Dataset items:
— Start —

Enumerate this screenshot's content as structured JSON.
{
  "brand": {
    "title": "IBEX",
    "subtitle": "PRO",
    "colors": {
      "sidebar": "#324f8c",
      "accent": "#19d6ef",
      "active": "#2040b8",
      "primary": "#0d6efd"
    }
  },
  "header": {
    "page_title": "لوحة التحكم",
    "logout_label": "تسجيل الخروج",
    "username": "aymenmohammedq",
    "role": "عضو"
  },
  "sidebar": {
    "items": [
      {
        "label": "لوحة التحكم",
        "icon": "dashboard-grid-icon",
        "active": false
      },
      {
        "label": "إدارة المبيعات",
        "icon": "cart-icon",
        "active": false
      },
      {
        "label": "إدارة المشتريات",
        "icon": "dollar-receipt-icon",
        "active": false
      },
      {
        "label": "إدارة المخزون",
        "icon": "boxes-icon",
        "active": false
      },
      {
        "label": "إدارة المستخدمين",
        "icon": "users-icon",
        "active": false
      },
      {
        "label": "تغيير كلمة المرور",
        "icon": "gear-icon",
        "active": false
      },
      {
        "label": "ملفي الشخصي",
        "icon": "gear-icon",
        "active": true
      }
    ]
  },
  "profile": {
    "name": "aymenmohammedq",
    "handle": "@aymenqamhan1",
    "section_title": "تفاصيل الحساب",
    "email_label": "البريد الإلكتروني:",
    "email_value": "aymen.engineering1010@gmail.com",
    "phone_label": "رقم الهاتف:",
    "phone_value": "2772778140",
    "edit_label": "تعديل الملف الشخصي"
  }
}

— End —

Please give back all of the records exactly as written.

* [Task answer]:
Enumerate this screenshot's content as structured JSON.
{
  "brand": {
    "title": "IBEX",
    "subtitle": "PRO",
    "colors": {
      "sidebar": "#324f8c",
      "accent": "#19d6ef",
      "active": "#2040b8",
      "primary": "#0d6efd"
    }
  },
  "header": {
    "page_title": "لوحة التحكم",
    "logout_label": "تسجيل الخروج",
    "username": "aymenmohammedq",
    "role": "عضو"
  },
  "sidebar": {
    "items": [
      {
        "label": "لوحة التحكم",
        "icon": "dashboard-grid-icon",
        "active": false
      },
      {
        "label": "إدارة المبيعات",
        "icon": "cart-icon",
        "active": false
      },
      {
        "label": "إدارة المشتريات",
        "icon": "dollar-receipt-icon",
        "active": false
      },
      {
        "label": "إدارة المخزون",
        "icon": "boxes-icon",
        "active": false
      },
      {
        "label": "إدارة المستخدمين",
        "icon": "users-icon",
        "active": false
      },
      {
        "label": "تغيير كلمة المرور",
        "icon": "gear-icon",
        "active": false
      },
      {
        "label": "ملفي الشخصي",
        "icon": "gear-icon",
        "active": true
      }
    ]
  },
  "profile": {
    "name": "aymenmohammedq",
    "handle": "@aymenqamhan1",
    "section_title": "تفاصيل الحساب",
    "email_label": "البريد الإلكتروني:",
    "email_value": "aymen.engineering1010@gmail.com",
    "phone_label": "رقم الهاتف:",
    "phone_value": "2772778140",
    "edit_label": "تعديل الملف الشخصي"
  }
}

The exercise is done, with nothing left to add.